● **Given records**

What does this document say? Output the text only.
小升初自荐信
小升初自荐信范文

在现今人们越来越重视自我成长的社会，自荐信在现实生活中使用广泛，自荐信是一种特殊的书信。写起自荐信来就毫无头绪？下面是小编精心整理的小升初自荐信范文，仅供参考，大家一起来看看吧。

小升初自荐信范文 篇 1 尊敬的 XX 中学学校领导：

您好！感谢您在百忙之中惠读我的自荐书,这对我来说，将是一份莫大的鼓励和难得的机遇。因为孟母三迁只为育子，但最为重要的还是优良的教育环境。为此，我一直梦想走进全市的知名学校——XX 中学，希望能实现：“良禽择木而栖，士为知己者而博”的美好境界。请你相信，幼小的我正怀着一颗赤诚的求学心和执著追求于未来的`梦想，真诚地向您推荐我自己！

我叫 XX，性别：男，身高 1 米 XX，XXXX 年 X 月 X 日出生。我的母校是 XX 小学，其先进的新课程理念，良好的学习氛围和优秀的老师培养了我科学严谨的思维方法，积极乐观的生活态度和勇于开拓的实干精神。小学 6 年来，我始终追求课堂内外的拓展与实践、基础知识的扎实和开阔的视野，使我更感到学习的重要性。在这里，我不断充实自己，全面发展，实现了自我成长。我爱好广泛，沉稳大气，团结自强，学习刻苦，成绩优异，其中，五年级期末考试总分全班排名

● **What is being asked**
Type the whole listing again, unaltered.

● **Exercise output**
What does this document say? Output the text only.
小升初自荐信
小升初自荐信范文

在现今人们越来越重视自我成长的社会，自荐信在现实生活中使用广泛，自荐信是一种特殊的书信。写起自荐信来就毫无头绪？下面是小编精心整理的小升初自荐信范文，仅供参考，大家一起来看看吧。

小升初自荐信范文 篇 1 尊敬的 XX 中学学校领导：

您好！感谢您在百忙之中惠读我的自荐书,这对我来说，将是一份莫大的鼓励和难得的机遇。因为孟母三迁只为育子，但最为重要的还是优良的教育环境。为此，我一直梦想走进全市的知名学校——XX 中学，希望能实现：“良禽择木而栖，士为知己者而博”的美好境界。请你相信，幼小的我正怀着一颗赤诚的求学心和执著追求于未来的`梦想，真诚地向您推荐我自己！

我叫 XX，性别：男，身高 1 米 XX，XXXX 年 X 月 X 日出生。我的母校是 XX 小学，其先进的新课程理念，良好的学习氛围和优秀的老师培养了我科学严谨的思维方法，积极乐观的生活态度和勇于开拓的实干精神。小学 6 年来，我始终追求课堂内外的拓展与实践、基础知识的扎实和开阔的视野，使我更感到学习的重要性。在这里，我不断充实自己，全面发展，实现了自我成长。我爱好广泛，沉稳大气，团结自强，学习刻苦，成绩优异，其中，五年级期末考试总分全班排名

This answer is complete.